What needs to be done
Put every line of the records below into a JSON list of strings, one string per line, and leave out any blank lines.

Data to process
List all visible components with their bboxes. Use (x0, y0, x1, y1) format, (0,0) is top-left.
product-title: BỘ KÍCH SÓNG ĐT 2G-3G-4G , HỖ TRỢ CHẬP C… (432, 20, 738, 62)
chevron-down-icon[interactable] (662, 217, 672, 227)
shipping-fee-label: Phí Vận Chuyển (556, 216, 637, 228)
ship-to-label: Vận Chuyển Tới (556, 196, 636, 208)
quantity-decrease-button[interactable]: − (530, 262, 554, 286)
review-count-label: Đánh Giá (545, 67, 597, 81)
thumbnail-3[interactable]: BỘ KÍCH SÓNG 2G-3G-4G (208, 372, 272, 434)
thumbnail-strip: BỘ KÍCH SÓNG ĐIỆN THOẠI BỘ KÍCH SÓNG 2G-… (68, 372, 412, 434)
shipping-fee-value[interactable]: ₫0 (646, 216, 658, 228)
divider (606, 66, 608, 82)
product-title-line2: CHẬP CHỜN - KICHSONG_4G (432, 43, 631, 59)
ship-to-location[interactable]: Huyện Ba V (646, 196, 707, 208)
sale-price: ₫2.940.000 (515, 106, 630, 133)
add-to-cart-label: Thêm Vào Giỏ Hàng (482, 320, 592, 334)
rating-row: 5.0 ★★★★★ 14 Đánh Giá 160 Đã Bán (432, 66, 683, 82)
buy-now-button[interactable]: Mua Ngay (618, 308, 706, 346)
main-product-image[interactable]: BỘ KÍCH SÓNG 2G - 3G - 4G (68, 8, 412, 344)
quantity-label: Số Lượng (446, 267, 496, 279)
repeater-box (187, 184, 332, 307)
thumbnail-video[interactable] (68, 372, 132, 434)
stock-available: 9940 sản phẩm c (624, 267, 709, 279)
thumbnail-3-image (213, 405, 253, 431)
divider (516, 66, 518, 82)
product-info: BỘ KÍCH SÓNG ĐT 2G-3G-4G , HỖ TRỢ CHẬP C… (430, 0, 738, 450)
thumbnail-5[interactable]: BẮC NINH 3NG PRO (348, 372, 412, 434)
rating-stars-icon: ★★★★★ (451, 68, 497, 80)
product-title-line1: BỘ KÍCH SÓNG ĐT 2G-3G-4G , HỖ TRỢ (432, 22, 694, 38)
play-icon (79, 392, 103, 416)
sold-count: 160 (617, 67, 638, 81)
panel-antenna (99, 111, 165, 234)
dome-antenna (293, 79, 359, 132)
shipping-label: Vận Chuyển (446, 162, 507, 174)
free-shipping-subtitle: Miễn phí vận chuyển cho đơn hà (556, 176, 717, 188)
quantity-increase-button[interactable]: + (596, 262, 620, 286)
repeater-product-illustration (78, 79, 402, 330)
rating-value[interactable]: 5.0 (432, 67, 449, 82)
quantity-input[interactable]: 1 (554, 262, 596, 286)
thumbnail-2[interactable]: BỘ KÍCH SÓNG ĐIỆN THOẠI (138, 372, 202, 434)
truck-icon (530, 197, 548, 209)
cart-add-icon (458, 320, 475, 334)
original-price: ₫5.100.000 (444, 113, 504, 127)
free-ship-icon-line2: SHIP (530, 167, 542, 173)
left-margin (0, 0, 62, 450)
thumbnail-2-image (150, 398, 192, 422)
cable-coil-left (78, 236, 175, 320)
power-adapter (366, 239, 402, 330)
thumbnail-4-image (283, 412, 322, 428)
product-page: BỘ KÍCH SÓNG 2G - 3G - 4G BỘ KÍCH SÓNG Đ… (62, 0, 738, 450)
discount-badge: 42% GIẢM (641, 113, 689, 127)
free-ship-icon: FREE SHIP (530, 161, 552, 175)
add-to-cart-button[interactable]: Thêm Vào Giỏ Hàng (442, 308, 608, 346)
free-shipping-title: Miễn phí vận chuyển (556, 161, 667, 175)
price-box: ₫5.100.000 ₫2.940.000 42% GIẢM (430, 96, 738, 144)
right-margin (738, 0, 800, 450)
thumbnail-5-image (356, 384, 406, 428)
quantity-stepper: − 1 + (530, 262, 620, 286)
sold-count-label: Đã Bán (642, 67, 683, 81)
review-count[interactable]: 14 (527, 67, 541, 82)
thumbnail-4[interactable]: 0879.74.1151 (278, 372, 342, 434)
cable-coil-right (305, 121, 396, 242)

Response below
[
  "List all visible components with their bboxes. Use (x0, y0, x1, y1) format, (0,0) is top-left.",
  "product-title: BỘ KÍCH SÓNG ĐT 2G-3G-4G , HỖ TRỢ CHẬP C… (432, 20, 738, 62)",
  "chevron-down-icon[interactable] (662, 217, 672, 227)",
  "shipping-fee-label: Phí Vận Chuyển (556, 216, 637, 228)",
  "ship-to-label: Vận Chuyển Tới (556, 196, 636, 208)",
  "quantity-decrease-button[interactable]: − (530, 262, 554, 286)",
  "review-count-label: Đánh Giá (545, 67, 597, 81)",
  "thumbnail-3[interactable]: BỘ KÍCH SÓNG 2G-3G-4G (208, 372, 272, 434)",
  "thumbnail-strip: BỘ KÍCH SÓNG ĐIỆN THOẠI BỘ KÍCH SÓNG 2G-… (68, 372, 412, 434)",
  "shipping-fee-value[interactable]: ₫0 (646, 216, 658, 228)",
  "divider (606, 66, 608, 82)",
  "product-title-line2: CHẬP CHỜN - KICHSONG_4G (432, 43, 631, 59)",
  "ship-to-location[interactable]: Huyện Ba V (646, 196, 707, 208)",
  "sale-price: ₫2.940.000 (515, 106, 630, 133)",
  "add-to-cart-label: Thêm Vào Giỏ Hàng (482, 320, 592, 334)",
  "rating-row: 5.0 ★★★★★ 14 Đánh Giá 160 Đã Bán (432, 66, 683, 82)",
  "buy-now-button[interactable]: Mua Ngay (618, 308, 706, 346)",
  "main-product-image[interactable]: BỘ KÍCH SÓNG 2G - 3G - 4G (68, 8, 412, 344)",
  "quantity-label: Số Lượng (446, 267, 496, 279)",
  "repeater-box (187, 184, 332, 307)",
  "thumbnail-video[interactable] (68, 372, 132, 434)",
  "stock-available: 9940 sản phẩm c (624, 267, 709, 279)",
  "thumbnail-3-image (213, 405, 253, 431)",
  "divider (516, 66, 518, 82)",
  "product-info: BỘ KÍCH SÓNG ĐT 2G-3G-4G , HỖ TRỢ CHẬP C… (430, 0, 738, 450)",
  "thumbnail-5[interactable]: BẮC NINH 3NG PRO (348, 372, 412, 434)",
  "rating-stars-icon: ★★★★★ (451, 68, 497, 80)",
  "product-title-line1: BỘ KÍCH SÓNG ĐT 2G-3G-4G , HỖ TRỢ (432, 22, 694, 38)",
  "play-icon (79, 392, 103, 416)",
  "sold-count: 160 (617, 67, 638, 81)",
  "panel-antenna (99, 111, 165, 234)",
  "dome-antenna (293, 79, 359, 132)",
  "shipping-label: Vận Chuyển (446, 162, 507, 174)",
  "free-shipping-subtitle: Miễn phí vận chuyển cho đơn hà (556, 176, 717, 188)",
  "quantity-increase-button[interactable]: + (596, 262, 620, 286)",
  "repeater-product-illustration (78, 79, 402, 330)",
  "rating-value[interactable]: 5.0 (432, 67, 449, 82)",
  "quantity-input[interactable]: 1 (554, 262, 596, 286)",
  "thumbnail-2[interactable]: BỘ KÍCH SÓNG ĐIỆN THOẠI (138, 372, 202, 434)",
  "truck-icon (530, 197, 548, 209)",
  "cart-add-icon (458, 320, 475, 334)",
  "original-price: ₫5.100.000 (444, 113, 504, 127)",
  "free-ship-icon-line2: SHIP (530, 167, 542, 173)",
  "left-margin (0, 0, 62, 450)",
  "thumbnail-2-image (150, 398, 192, 422)",
  "cable-coil-left (78, 236, 175, 320)",
  "power-adapter (366, 239, 402, 330)",
  "thumbnail-4-image (283, 412, 322, 428)",
  "product-page: BỘ KÍCH SÓNG 2G - 3G - 4G BỘ KÍCH SÓNG Đ… (62, 0, 738, 450)",
  "discount-badge: 42% GIẢM (641, 113, 689, 127)",
  "free-ship-icon: FREE SHIP (530, 161, 552, 175)",
  "add-to-cart-button[interactable]: Thêm Vào Giỏ Hàng (442, 308, 608, 346)",
  "free-shipping-title: Miễn phí vận chuyển (556, 161, 667, 175)",
  "price-box: ₫5.100.000 ₫2.940.000 42% GIẢM (430, 96, 738, 144)",
  "right-margin (738, 0, 800, 450)",
  "thumbnail-5-image (356, 384, 406, 428)",
  "quantity-stepper: − 1 + (530, 262, 620, 286)",
  "sold-count-label: Đã Bán (642, 67, 683, 81)",
  "review-count[interactable]: 14 (527, 67, 541, 82)",
  "thumbnail-4[interactable]: 0879.74.1151 (278, 372, 342, 434)",
  "cable-coil-right (305, 121, 396, 242)"
]